* Start Task material *

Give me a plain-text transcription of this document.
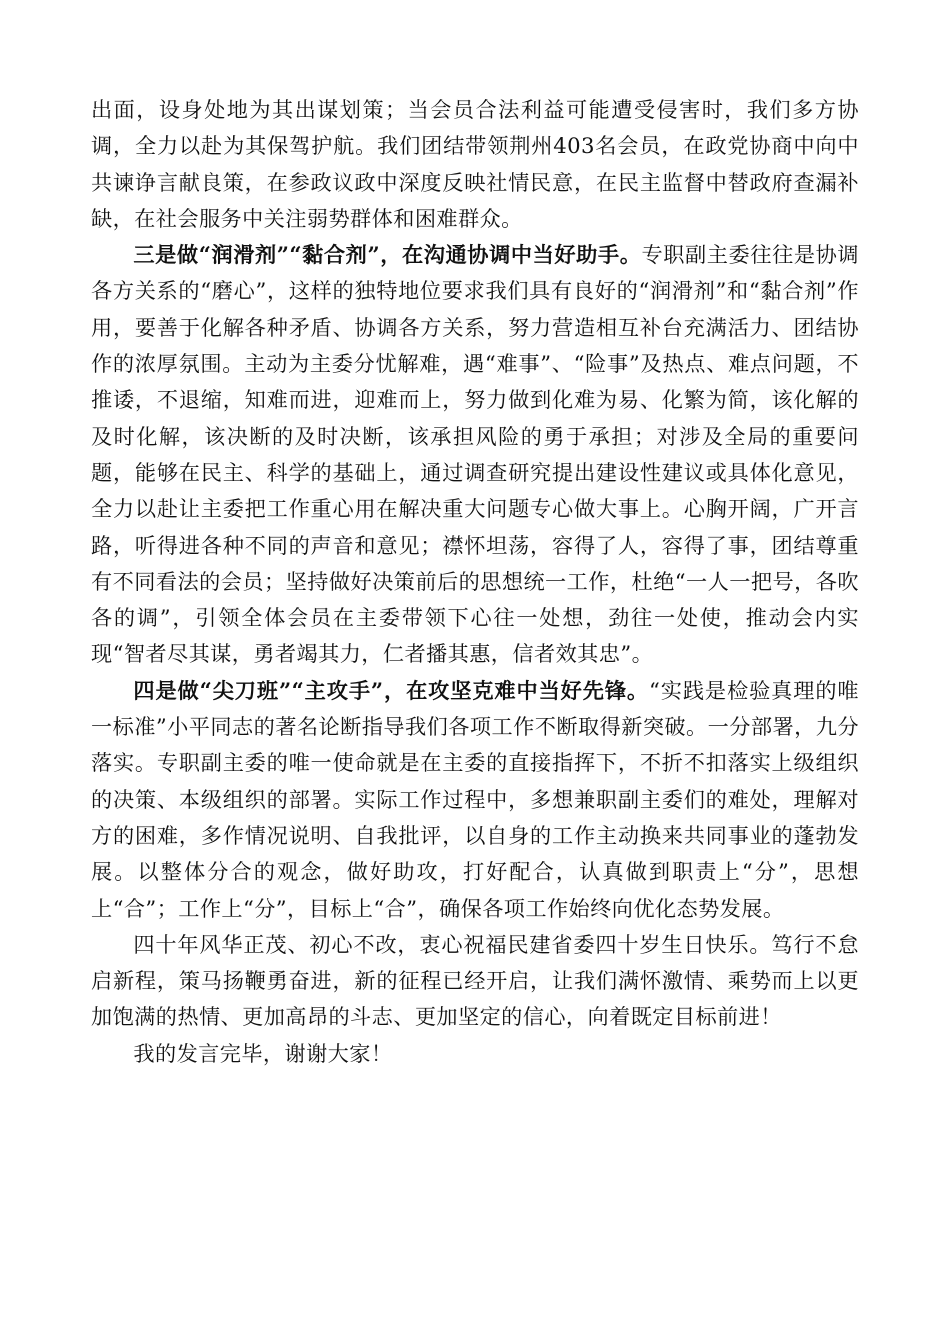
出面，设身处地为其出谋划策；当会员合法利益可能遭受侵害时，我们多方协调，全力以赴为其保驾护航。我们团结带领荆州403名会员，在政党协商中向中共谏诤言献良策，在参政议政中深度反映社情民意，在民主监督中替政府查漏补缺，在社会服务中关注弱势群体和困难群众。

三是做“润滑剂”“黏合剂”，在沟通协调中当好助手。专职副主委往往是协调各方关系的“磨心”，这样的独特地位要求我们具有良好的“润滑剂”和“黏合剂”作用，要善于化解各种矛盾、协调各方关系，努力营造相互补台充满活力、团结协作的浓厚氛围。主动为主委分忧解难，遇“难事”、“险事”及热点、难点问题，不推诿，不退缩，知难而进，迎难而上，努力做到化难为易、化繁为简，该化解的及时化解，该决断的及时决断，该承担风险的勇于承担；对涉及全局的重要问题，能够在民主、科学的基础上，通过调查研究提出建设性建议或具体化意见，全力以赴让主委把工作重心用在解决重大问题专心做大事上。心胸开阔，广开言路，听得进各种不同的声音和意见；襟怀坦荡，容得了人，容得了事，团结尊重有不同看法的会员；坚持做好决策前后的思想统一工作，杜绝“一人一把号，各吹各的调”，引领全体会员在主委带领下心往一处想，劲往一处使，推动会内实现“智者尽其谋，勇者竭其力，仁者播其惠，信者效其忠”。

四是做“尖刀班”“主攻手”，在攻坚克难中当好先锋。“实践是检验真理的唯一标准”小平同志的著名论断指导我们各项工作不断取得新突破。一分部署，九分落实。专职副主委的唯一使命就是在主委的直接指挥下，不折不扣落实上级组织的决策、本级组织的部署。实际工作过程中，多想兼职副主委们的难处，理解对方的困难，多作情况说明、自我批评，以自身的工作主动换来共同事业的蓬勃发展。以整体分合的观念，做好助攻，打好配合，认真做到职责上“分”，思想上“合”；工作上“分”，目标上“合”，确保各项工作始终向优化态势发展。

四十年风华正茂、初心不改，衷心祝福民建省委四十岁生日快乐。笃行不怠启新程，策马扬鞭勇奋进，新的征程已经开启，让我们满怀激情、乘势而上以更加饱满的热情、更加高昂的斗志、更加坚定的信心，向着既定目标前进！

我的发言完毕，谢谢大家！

* End Task material *

> [Aim of the task] Reproduce all of the data exactly; the pictures do not belong in the copy.

> [Exercise solution]
Give me a plain-text transcription of this document.
出面，设身处地为其出谋划策；当会员合法利益可能遭受侵害时，我们多方协调，全力以赴为其保驾护航。我们团结带领荆州403名会员，在政党协商中向中共谏诤言献良策，在参政议政中深度反映社情民意，在民主监督中替政府查漏补缺，在社会服务中关注弱势群体和困难群众。

三是做“润滑剂”“黏合剂”，在沟通协调中当好助手。专职副主委往往是协调各方关系的“磨心”，这样的独特地位要求我们具有良好的“润滑剂”和“黏合剂”作用，要善于化解各种矛盾、协调各方关系，努力营造相互补台充满活力、团结协作的浓厚氛围。主动为主委分忧解难，遇“难事”、“险事”及热点、难点问题，不推诿，不退缩，知难而进，迎难而上，努力做到化难为易、化繁为简，该化解的及时化解，该决断的及时决断，该承担风险的勇于承担；对涉及全局的重要问题，能够在民主、科学的基础上，通过调查研究提出建设性建议或具体化意见，全力以赴让主委把工作重心用在解决重大问题专心做大事上。心胸开阔，广开言路，听得进各种不同的声音和意见；襟怀坦荡，容得了人，容得了事，团结尊重有不同看法的会员；坚持做好决策前后的思想统一工作，杜绝“一人一把号，各吹各的调”，引领全体会员在主委带领下心往一处想，劲往一处使，推动会内实现“智者尽其谋，勇者竭其力，仁者播其惠，信者效其忠”。

四是做“尖刀班”“主攻手”，在攻坚克难中当好先锋。“实践是检验真理的唯一标准”小平同志的著名论断指导我们各项工作不断取得新突破。一分部署，九分落实。专职副主委的唯一使命就是在主委的直接指挥下，不折不扣落实上级组织的决策、本级组织的部署。实际工作过程中，多想兼职副主委们的难处，理解对方的困难，多作情况说明、自我批评，以自身的工作主动换来共同事业的蓬勃发展。以整体分合的观念，做好助攻，打好配合，认真做到职责上“分”，思想上“合”；工作上“分”，目标上“合”，确保各项工作始终向优化态势发展。

四十年风华正茂、初心不改，衷心祝福民建省委四十岁生日快乐。笃行不怠启新程，策马扬鞭勇奋进，新的征程已经开启，让我们满怀激情、乘势而上以更加饱满的热情、更加高昂的斗志、更加坚定的信心，向着既定目标前进！

我的发言完毕，谢谢大家！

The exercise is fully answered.